→ YOUR TASK:
Within the data below, state how many lines contain the string "Language". Provide the number only.

Saved entries:
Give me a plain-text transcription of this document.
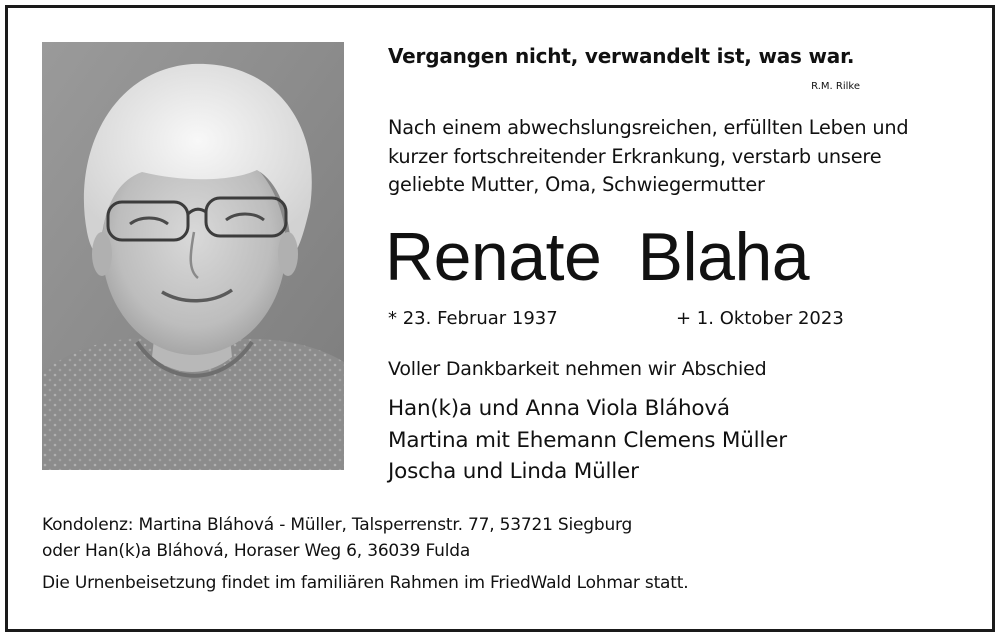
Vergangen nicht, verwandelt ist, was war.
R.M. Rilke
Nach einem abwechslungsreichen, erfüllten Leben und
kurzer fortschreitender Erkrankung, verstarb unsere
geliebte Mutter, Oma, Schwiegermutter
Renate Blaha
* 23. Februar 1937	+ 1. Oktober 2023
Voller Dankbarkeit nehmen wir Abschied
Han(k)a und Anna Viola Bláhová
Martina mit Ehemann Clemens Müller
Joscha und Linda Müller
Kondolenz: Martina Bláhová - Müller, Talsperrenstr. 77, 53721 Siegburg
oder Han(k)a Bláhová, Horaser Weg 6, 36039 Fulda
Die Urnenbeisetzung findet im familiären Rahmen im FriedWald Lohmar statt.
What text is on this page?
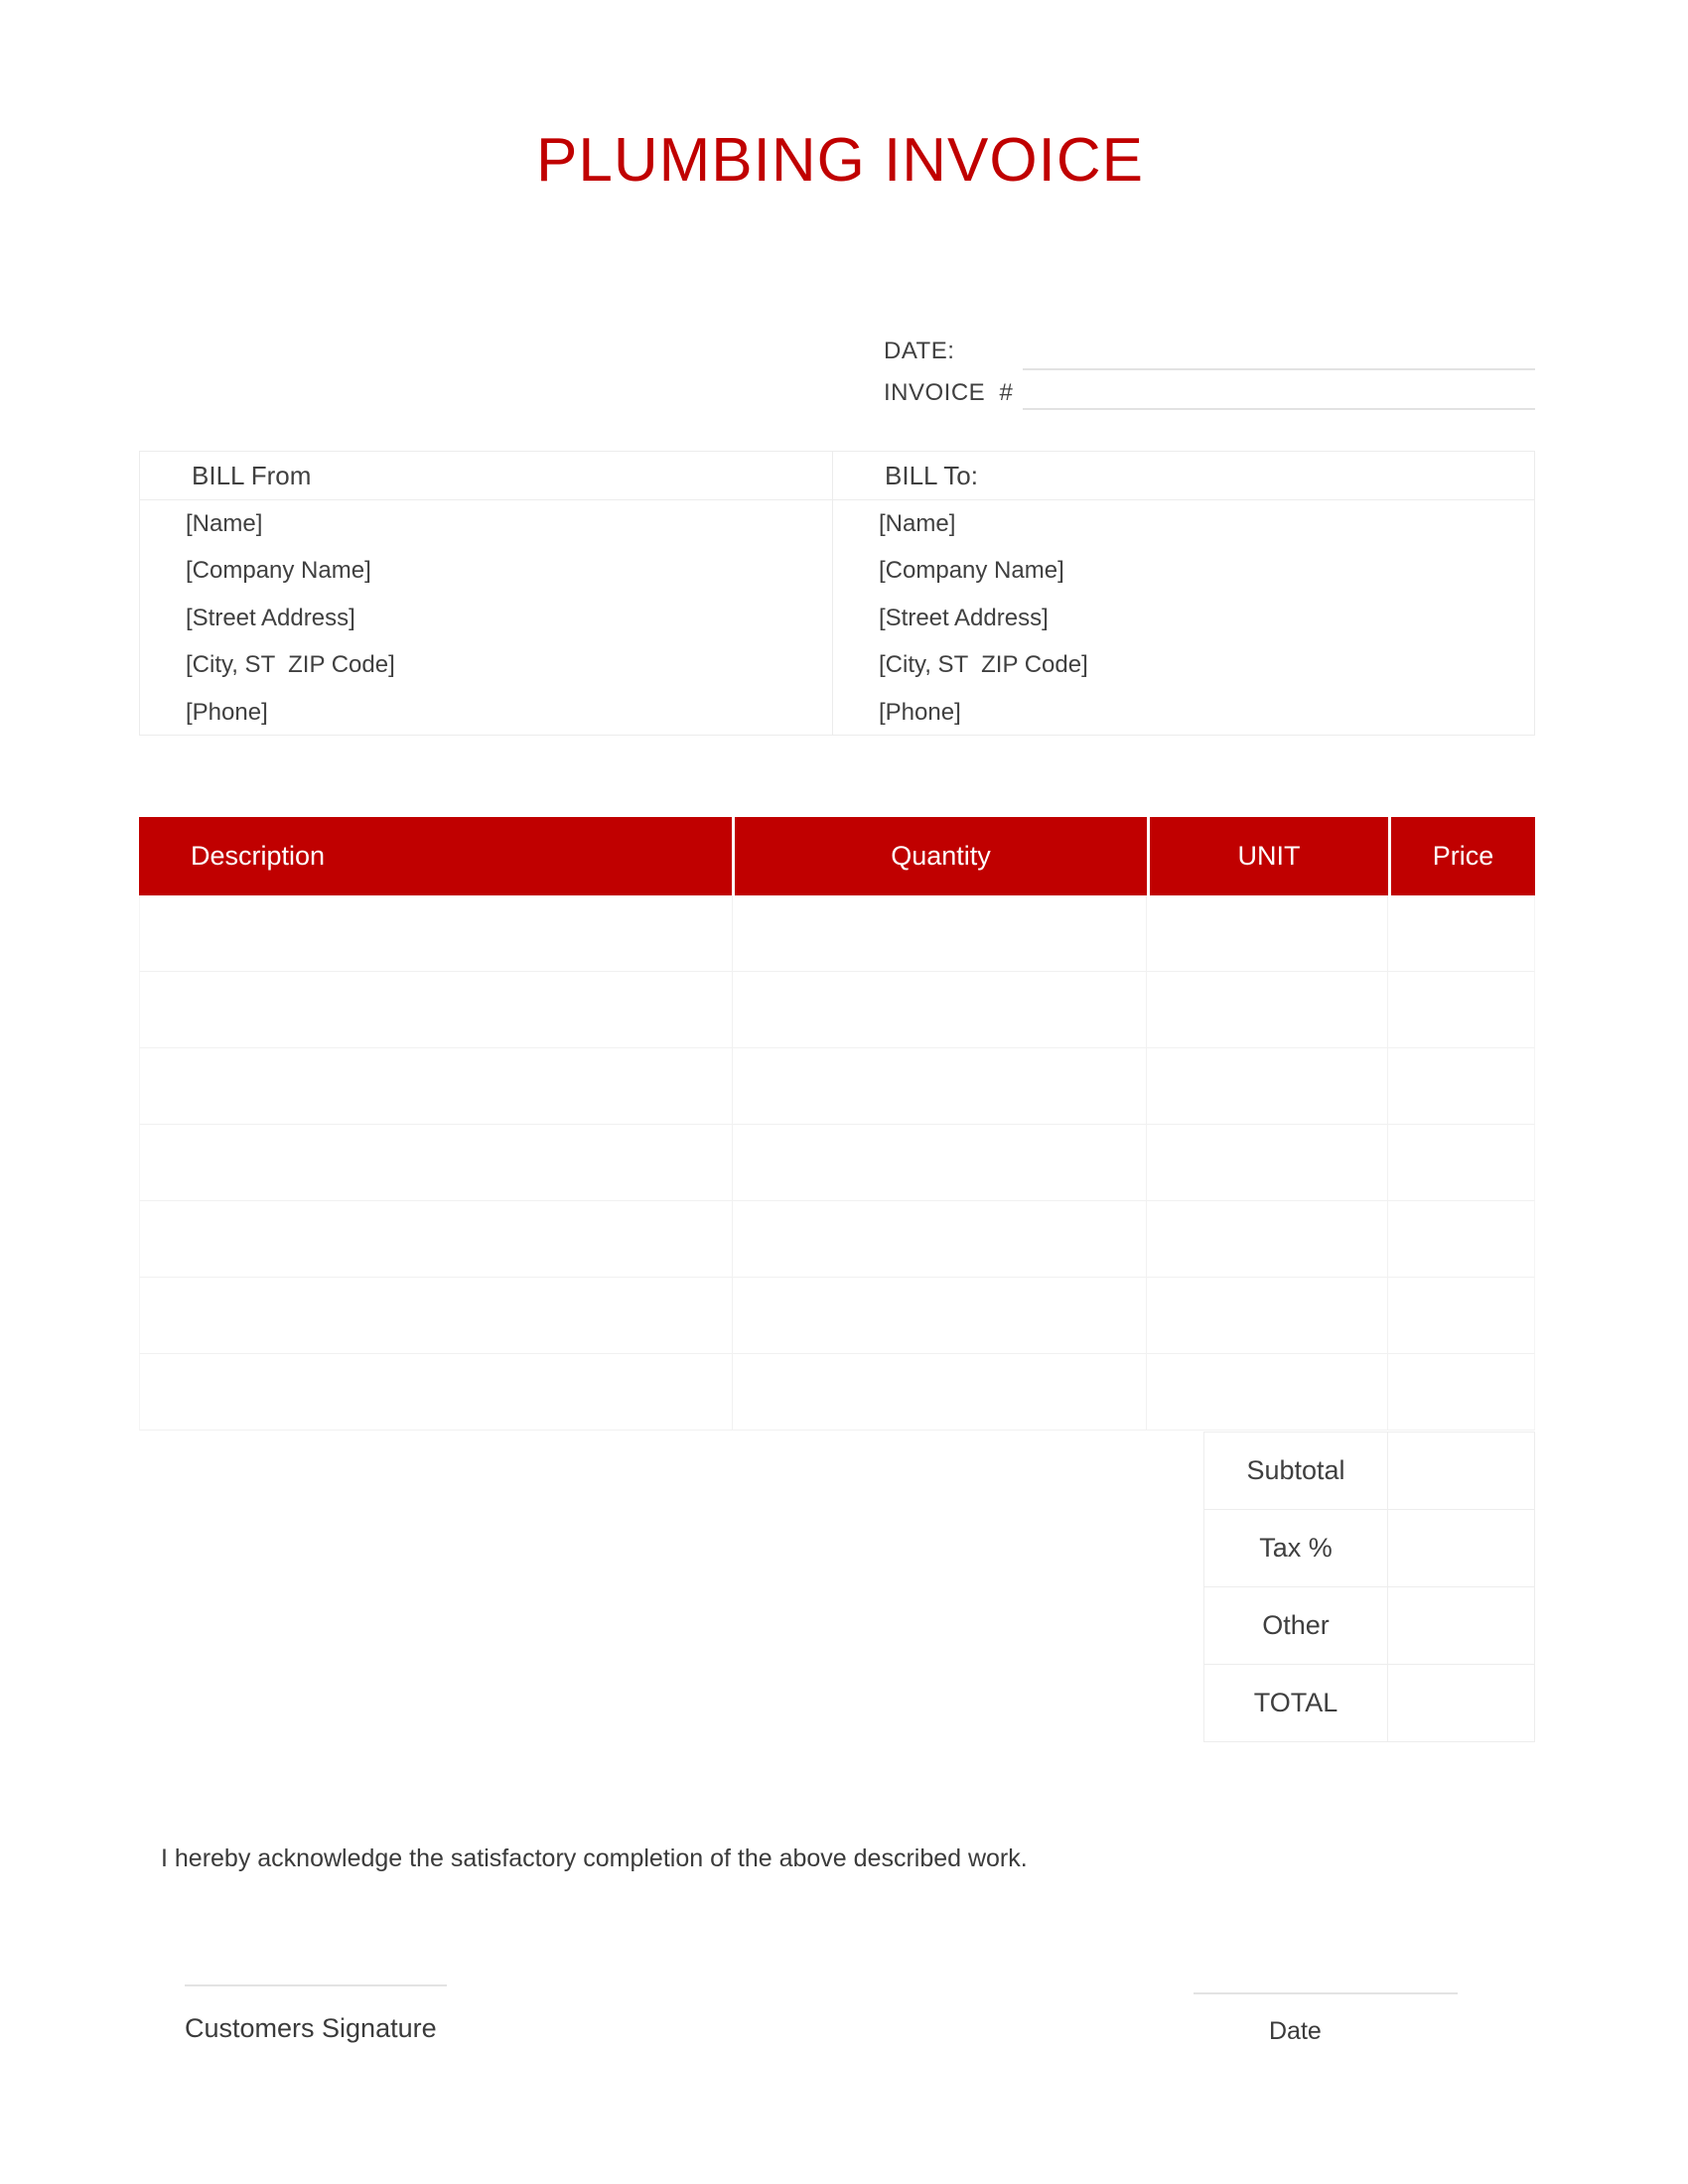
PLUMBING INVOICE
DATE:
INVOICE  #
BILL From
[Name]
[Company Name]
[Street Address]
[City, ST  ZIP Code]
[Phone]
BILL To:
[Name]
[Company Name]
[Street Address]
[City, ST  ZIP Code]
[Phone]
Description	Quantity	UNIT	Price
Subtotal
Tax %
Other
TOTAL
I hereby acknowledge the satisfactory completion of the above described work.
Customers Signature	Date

==

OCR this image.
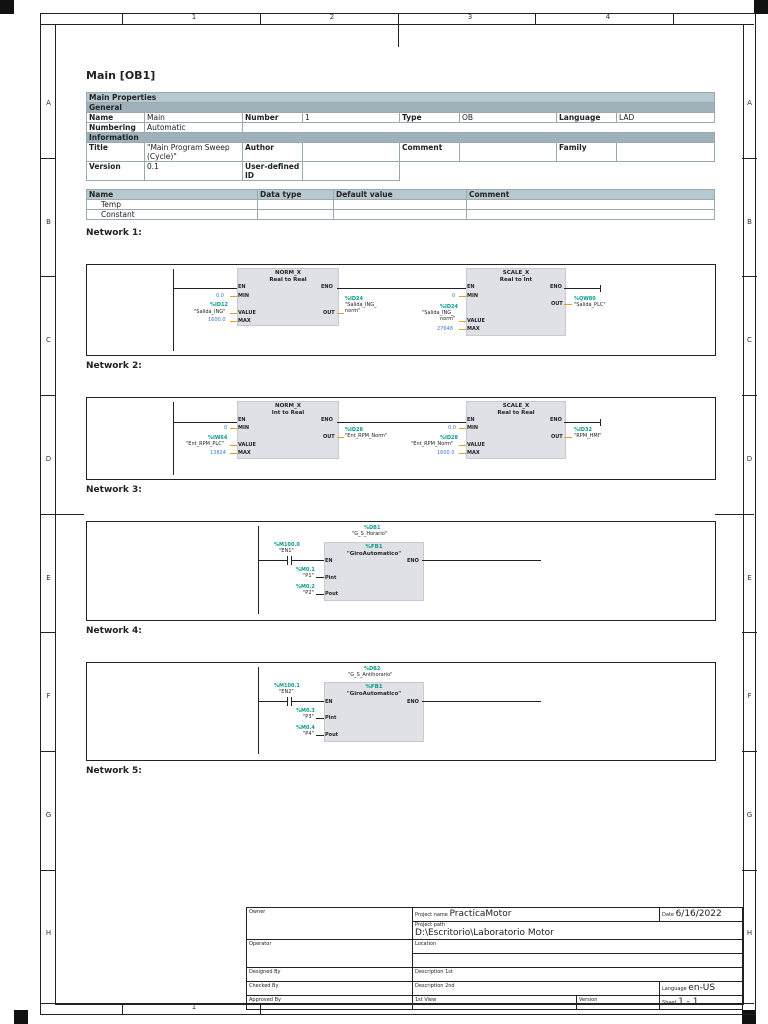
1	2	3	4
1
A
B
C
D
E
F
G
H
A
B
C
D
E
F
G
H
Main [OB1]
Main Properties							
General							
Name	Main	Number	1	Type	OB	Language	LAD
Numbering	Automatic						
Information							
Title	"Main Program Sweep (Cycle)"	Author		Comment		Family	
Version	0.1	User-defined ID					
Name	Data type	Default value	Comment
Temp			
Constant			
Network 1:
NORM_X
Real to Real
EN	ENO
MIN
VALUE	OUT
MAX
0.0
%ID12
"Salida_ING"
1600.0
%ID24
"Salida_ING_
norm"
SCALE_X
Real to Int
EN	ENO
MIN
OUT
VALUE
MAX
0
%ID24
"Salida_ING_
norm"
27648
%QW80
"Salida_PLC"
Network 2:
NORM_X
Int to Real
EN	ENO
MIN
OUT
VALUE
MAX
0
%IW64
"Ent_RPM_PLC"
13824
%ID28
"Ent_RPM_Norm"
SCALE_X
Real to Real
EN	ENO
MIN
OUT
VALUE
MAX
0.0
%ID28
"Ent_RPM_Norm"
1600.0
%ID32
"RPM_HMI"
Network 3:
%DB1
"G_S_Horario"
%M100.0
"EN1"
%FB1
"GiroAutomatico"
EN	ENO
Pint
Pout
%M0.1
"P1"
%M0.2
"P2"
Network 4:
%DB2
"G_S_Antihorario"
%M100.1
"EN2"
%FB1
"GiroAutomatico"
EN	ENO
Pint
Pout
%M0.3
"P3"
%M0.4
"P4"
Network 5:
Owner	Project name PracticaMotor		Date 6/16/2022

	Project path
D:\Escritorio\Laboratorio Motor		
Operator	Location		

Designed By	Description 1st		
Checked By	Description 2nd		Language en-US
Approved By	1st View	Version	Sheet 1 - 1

→ WRITTEN ANSWER:
2